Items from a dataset
────────────────────────────────────────

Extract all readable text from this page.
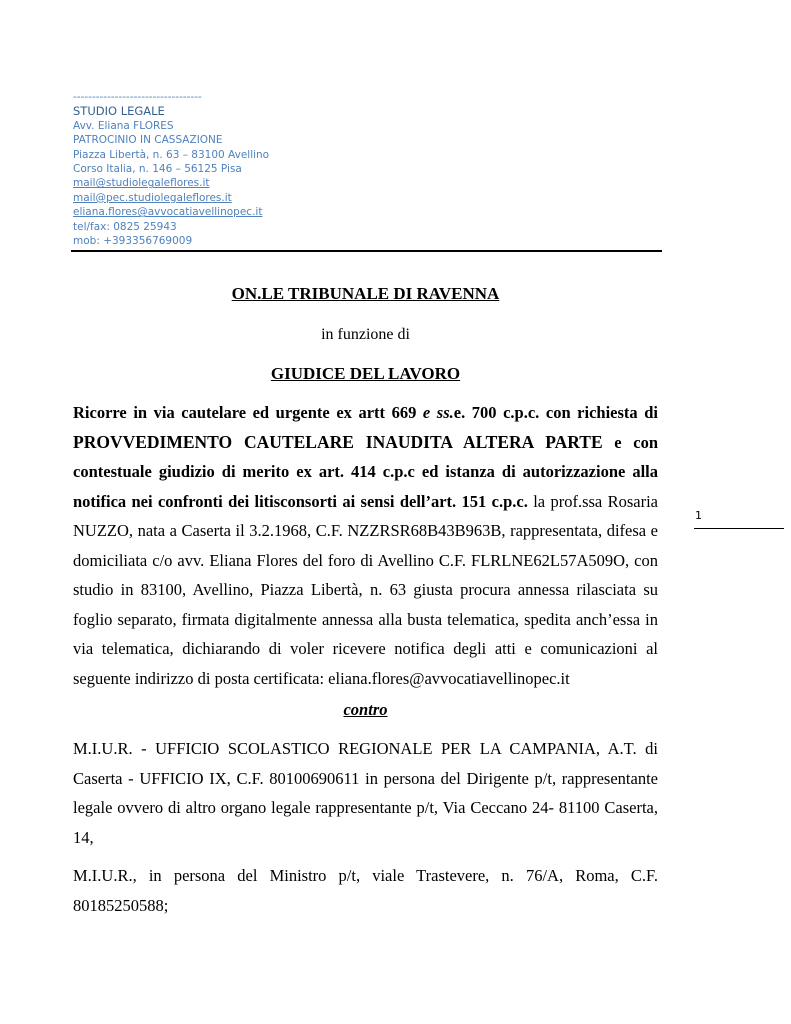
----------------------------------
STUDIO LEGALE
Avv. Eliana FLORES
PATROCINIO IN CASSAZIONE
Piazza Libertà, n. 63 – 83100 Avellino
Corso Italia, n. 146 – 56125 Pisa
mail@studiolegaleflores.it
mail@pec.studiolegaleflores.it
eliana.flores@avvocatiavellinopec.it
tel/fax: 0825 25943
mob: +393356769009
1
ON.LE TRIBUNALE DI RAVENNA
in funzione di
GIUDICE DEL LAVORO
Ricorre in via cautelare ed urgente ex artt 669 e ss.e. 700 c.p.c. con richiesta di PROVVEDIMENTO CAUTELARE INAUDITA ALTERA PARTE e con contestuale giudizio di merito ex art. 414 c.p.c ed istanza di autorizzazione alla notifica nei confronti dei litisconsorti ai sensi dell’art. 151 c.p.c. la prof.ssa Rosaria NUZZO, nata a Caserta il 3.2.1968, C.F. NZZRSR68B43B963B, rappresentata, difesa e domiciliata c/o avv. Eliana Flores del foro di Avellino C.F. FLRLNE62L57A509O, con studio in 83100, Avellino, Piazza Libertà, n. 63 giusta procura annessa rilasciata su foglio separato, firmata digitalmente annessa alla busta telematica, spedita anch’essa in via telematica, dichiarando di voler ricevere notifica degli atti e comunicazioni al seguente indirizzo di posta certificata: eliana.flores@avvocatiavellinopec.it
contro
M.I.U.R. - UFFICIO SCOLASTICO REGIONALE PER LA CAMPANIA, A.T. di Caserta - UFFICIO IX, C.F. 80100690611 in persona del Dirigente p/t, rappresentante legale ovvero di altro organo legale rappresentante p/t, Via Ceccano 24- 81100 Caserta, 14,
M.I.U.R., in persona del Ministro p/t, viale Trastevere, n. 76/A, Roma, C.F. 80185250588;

────────────────────────────────────────

» Exercise prompt
Above are records to transcribe exactly; leave their pictures out.

» The completed task
Extract all readable text from this page.
----------------------------------
STUDIO LEGALE
Avv. Eliana FLORES
PATROCINIO IN CASSAZIONE
Piazza Libertà, n. 63 – 83100 Avellino
Corso Italia, n. 146 – 56125 Pisa
mail@studiolegaleflores.it
mail@pec.studiolegaleflores.it
eliana.flores@avvocatiavellinopec.it
tel/fax: 0825 25943
mob: +393356769009
1
ON.LE TRIBUNALE DI RAVENNA
in funzione di
GIUDICE DEL LAVORO
Ricorre in via cautelare ed urgente ex artt 669 e ss.e. 700 c.p.c. con richiesta di PROVVEDIMENTO CAUTELARE INAUDITA ALTERA PARTE e con contestuale giudizio di merito ex art. 414 c.p.c ed istanza di autorizzazione alla notifica nei confronti dei litisconsorti ai sensi dell’art. 151 c.p.c. la prof.ssa Rosaria NUZZO, nata a Caserta il 3.2.1968, C.F. NZZRSR68B43B963B, rappresentata, difesa e domiciliata c/o avv. Eliana Flores del foro di Avellino C.F. FLRLNE62L57A509O, con studio in 83100, Avellino, Piazza Libertà, n. 63 giusta procura annessa rilasciata su foglio separato, firmata digitalmente annessa alla busta telematica, spedita anch’essa in via telematica, dichiarando di voler ricevere notifica degli atti e comunicazioni al seguente indirizzo di posta certificata: eliana.flores@avvocatiavellinopec.it
contro
M.I.U.R. - UFFICIO SCOLASTICO REGIONALE PER LA CAMPANIA, A.T. di Caserta - UFFICIO IX, C.F. 80100690611 in persona del Dirigente p/t, rappresentante legale ovvero di altro organo legale rappresentante p/t, Via Ceccano 24- 81100 Caserta, 14,
M.I.U.R., in persona del Ministro p/t, viale Trastevere, n. 76/A, Roma, C.F. 80185250588;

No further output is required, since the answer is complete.